Please repeat all of the listing exactly.
***** Provided data
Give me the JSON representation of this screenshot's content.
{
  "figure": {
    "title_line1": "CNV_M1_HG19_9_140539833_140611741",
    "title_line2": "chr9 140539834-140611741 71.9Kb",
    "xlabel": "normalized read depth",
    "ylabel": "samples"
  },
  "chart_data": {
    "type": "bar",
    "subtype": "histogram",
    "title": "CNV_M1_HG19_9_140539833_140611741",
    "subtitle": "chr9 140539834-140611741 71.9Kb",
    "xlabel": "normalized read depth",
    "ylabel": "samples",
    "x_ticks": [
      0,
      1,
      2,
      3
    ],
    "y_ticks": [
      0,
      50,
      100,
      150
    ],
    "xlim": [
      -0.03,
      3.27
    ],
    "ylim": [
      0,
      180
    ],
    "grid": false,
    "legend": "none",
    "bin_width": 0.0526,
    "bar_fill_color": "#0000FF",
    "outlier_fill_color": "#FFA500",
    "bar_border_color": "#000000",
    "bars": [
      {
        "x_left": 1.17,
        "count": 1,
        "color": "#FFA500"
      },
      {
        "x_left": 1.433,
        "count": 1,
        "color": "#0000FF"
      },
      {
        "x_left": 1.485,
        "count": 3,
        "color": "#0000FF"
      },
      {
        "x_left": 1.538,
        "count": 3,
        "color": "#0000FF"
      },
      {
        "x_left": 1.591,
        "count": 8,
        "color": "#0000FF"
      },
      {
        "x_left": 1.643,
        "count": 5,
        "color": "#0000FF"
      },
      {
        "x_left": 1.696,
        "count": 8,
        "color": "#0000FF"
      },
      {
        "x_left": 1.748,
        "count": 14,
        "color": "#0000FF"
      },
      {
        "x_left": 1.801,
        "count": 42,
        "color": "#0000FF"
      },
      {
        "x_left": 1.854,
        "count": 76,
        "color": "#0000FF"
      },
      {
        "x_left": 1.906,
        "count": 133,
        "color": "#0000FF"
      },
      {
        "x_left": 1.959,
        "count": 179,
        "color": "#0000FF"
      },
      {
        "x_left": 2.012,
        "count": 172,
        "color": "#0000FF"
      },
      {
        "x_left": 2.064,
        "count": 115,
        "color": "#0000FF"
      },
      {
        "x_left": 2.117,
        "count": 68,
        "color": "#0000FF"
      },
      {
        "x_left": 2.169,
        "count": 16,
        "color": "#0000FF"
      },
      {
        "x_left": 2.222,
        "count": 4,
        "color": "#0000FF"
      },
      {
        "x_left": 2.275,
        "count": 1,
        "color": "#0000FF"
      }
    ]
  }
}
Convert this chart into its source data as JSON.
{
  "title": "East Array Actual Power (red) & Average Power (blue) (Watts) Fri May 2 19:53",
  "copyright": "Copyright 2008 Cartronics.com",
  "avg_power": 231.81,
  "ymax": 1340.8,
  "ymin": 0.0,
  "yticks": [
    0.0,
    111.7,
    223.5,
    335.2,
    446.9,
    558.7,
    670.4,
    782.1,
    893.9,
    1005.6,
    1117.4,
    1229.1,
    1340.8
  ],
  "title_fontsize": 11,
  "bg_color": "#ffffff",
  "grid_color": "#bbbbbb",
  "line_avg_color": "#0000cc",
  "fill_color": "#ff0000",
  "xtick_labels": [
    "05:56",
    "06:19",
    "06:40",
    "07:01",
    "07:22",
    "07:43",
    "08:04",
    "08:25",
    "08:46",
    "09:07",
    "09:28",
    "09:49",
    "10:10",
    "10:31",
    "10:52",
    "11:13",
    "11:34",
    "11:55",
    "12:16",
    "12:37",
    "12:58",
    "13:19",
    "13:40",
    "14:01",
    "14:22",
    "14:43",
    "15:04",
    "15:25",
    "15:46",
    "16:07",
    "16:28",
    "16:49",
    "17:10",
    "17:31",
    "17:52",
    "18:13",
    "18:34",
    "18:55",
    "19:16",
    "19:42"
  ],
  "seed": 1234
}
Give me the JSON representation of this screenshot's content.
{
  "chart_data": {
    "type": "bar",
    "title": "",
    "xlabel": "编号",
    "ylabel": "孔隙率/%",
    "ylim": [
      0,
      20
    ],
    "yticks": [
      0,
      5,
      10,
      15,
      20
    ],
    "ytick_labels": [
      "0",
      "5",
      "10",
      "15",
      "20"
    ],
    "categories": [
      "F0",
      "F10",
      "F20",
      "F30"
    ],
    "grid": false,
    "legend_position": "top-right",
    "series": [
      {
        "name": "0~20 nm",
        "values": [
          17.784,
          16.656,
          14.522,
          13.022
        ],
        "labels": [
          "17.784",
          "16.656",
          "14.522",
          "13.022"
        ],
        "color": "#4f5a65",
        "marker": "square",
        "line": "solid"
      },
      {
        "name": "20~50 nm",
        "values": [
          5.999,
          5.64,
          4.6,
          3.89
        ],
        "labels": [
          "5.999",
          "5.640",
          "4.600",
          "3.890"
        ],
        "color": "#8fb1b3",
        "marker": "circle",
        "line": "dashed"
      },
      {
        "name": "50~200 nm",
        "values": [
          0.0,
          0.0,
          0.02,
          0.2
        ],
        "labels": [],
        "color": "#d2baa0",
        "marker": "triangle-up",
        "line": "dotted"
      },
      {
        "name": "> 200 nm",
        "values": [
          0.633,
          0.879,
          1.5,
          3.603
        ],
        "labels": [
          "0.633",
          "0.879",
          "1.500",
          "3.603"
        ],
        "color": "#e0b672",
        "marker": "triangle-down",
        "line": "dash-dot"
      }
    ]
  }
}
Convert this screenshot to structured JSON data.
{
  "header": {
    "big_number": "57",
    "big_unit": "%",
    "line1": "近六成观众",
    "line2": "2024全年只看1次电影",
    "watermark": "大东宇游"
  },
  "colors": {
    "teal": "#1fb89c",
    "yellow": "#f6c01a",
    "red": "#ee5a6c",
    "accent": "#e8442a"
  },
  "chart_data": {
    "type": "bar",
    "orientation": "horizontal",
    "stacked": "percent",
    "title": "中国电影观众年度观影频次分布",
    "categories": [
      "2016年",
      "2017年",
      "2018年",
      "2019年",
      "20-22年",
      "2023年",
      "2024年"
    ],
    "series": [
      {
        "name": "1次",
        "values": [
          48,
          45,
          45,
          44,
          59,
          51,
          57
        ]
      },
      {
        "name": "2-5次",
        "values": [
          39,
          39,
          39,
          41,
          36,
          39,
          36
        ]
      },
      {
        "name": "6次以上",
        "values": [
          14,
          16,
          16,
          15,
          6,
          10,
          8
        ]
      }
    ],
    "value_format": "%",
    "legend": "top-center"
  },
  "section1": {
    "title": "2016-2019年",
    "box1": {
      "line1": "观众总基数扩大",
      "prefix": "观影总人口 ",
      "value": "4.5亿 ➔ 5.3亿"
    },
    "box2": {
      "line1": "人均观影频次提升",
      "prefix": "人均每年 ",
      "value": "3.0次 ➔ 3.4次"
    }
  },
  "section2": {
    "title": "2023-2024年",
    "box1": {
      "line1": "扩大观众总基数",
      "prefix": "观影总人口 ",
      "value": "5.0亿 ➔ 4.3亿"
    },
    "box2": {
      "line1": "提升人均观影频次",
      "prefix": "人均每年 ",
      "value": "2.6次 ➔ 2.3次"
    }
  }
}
**********
[The completed task]
Give me the JSON representation of this screenshot's content.
{
  "figure": {
    "title_line1": "CNV_M1_HG19_9_140539833_140611741",
    "title_line2": "chr9 140539834-140611741 71.9Kb",
    "xlabel": "normalized read depth",
    "ylabel": "samples"
  },
  "chart_data": {
    "type": "bar",
    "subtype": "histogram",
    "title": "CNV_M1_HG19_9_140539833_140611741",
    "subtitle": "chr9 140539834-140611741 71.9Kb",
    "xlabel": "normalized read depth",
    "ylabel": "samples",
    "x_ticks": [
      0,
      1,
      2,
      3
    ],
    "y_ticks": [
      0,
      50,
      100,
      150
    ],
    "xlim": [
      -0.03,
      3.27
    ],
    "ylim": [
      0,
      180
    ],
    "grid": false,
    "legend": "none",
    "bin_width": 0.0526,
    "bar_fill_color": "#0000FF",
    "outlier_fill_color": "#FFA500",
    "bar_border_color": "#000000",
    "bars": [
      {
        "x_left": 1.17,
        "count": 1,
        "color": "#FFA500"
      },
      {
        "x_left": 1.433,
        "count": 1,
        "color": "#0000FF"
      },
      {
        "x_left": 1.485,
        "count": 3,
        "color": "#0000FF"
      },
      {
        "x_left": 1.538,
        "count": 3,
        "color": "#0000FF"
      },
      {
        "x_left": 1.591,
        "count": 8,
        "color": "#0000FF"
      },
      {
        "x_left": 1.643,
        "count": 5,
        "color": "#0000FF"
      },
      {
        "x_left": 1.696,
        "count": 8,
        "color": "#0000FF"
      },
      {
        "x_left": 1.748,
        "count": 14,
        "color": "#0000FF"
      },
      {
        "x_left": 1.801,
        "count": 42,
        "color": "#0000FF"
      },
      {
        "x_left": 1.854,
        "count": 76,
        "color": "#0000FF"
      },
      {
        "x_left": 1.906,
        "count": 133,
        "color": "#0000FF"
      },
      {
        "x_left": 1.959,
        "count": 179,
        "color": "#0000FF"
      },
      {
        "x_left": 2.012,
        "count": 172,
        "color": "#0000FF"
      },
      {
        "x_left": 2.064,
        "count": 115,
        "color": "#0000FF"
      },
      {
        "x_left": 2.117,
        "count": 68,
        "color": "#0000FF"
      },
      {
        "x_left": 2.169,
        "count": 16,
        "color": "#0000FF"
      },
      {
        "x_left": 2.222,
        "count": 4,
        "color": "#0000FF"
      },
      {
        "x_left": 2.275,
        "count": 1,
        "color": "#0000FF"
      }
    ]
  }
}
Convert this chart into its source data as JSON.
{
  "title": "East Array Actual Power (red) & Average Power (blue) (Watts) Fri May 2 19:53",
  "copyright": "Copyright 2008 Cartronics.com",
  "avg_power": 231.81,
  "ymax": 1340.8,
  "ymin": 0.0,
  "yticks": [
    0.0,
    111.7,
    223.5,
    335.2,
    446.9,
    558.7,
    670.4,
    782.1,
    893.9,
    1005.6,
    1117.4,
    1229.1,
    1340.8
  ],
  "title_fontsize": 11,
  "bg_color": "#ffffff",
  "grid_color": "#bbbbbb",
  "line_avg_color": "#0000cc",
  "fill_color": "#ff0000",
  "xtick_labels": [
    "05:56",
    "06:19",
    "06:40",
    "07:01",
    "07:22",
    "07:43",
    "08:04",
    "08:25",
    "08:46",
    "09:07",
    "09:28",
    "09:49",
    "10:10",
    "10:31",
    "10:52",
    "11:13",
    "11:34",
    "11:55",
    "12:16",
    "12:37",
    "12:58",
    "13:19",
    "13:40",
    "14:01",
    "14:22",
    "14:43",
    "15:04",
    "15:25",
    "15:46",
    "16:07",
    "16:28",
    "16:49",
    "17:10",
    "17:31",
    "17:52",
    "18:13",
    "18:34",
    "18:55",
    "19:16",
    "19:42"
  ],
  "seed": 1234
}
Give me the JSON representation of this screenshot's content.
{
  "chart_data": {
    "type": "bar",
    "title": "",
    "xlabel": "编号",
    "ylabel": "孔隙率/%",
    "ylim": [
      0,
      20
    ],
    "yticks": [
      0,
      5,
      10,
      15,
      20
    ],
    "ytick_labels": [
      "0",
      "5",
      "10",
      "15",
      "20"
    ],
    "categories": [
      "F0",
      "F10",
      "F20",
      "F30"
    ],
    "grid": false,
    "legend_position": "top-right",
    "series": [
      {
        "name": "0~20 nm",
        "values": [
          17.784,
          16.656,
          14.522,
          13.022
        ],
        "labels": [
          "17.784",
          "16.656",
          "14.522",
          "13.022"
        ],
        "color": "#4f5a65",
        "marker": "square",
        "line": "solid"
      },
      {
        "name": "20~50 nm",
        "values": [
          5.999,
          5.64,
          4.6,
          3.89
        ],
        "labels": [
          "5.999",
          "5.640",
          "4.600",
          "3.890"
        ],
        "color": "#8fb1b3",
        "marker": "circle",
        "line": "dashed"
      },
      {
        "name": "50~200 nm",
        "values": [
          0.0,
          0.0,
          0.02,
          0.2
        ],
        "labels": [],
        "color": "#d2baa0",
        "marker": "triangle-up",
        "line": "dotted"
      },
      {
        "name": "> 200 nm",
        "values": [
          0.633,
          0.879,
          1.5,
          3.603
        ],
        "labels": [
          "0.633",
          "0.879",
          "1.500",
          "3.603"
        ],
        "color": "#e0b672",
        "marker": "triangle-down",
        "line": "dash-dot"
      }
    ]
  }
}
Convert this screenshot to structured JSON data.
{
  "header": {
    "big_number": "57",
    "big_unit": "%",
    "line1": "近六成观众",
    "line2": "2024全年只看1次电影",
    "watermark": "大东宇游"
  },
  "colors": {
    "teal": "#1fb89c",
    "yellow": "#f6c01a",
    "red": "#ee5a6c",
    "accent": "#e8442a"
  },
  "chart_data": {
    "type": "bar",
    "orientation": "horizontal",
    "stacked": "percent",
    "title": "中国电影观众年度观影频次分布",
    "categories": [
      "2016年",
      "2017年",
      "2018年",
      "2019年",
      "20-22年",
      "2023年",
      "2024年"
    ],
    "series": [
      {
        "name": "1次",
        "values": [
          48,
          45,
          45,
          44,
          59,
          51,
          57
        ]
      },
      {
        "name": "2-5次",
        "values": [
          39,
          39,
          39,
          41,
          36,
          39,
          36
        ]
      },
      {
        "name": "6次以上",
        "values": [
          14,
          16,
          16,
          15,
          6,
          10,
          8
        ]
      }
    ],
    "value_format": "%",
    "legend": "top-center"
  },
  "section1": {
    "title": "2016-2019年",
    "box1": {
      "line1": "观众总基数扩大",
      "prefix": "观影总人口 ",
      "value": "4.5亿 ➔ 5.3亿"
    },
    "box2": {
      "line1": "人均观影频次提升",
      "prefix": "人均每年 ",
      "value": "3.0次 ➔ 3.4次"
    }
  },
  "section2": {
    "title": "2023-2024年",
    "box1": {
      "line1": "扩大观众总基数",
      "prefix": "观影总人口 ",
      "value": "5.0亿 ➔ 4.3亿"
    },
    "box2": {
      "line1": "提升人均观影频次",
      "prefix": "人均每年 ",
      "value": "2.6次 ➔ 2.3次"
    }
  }
}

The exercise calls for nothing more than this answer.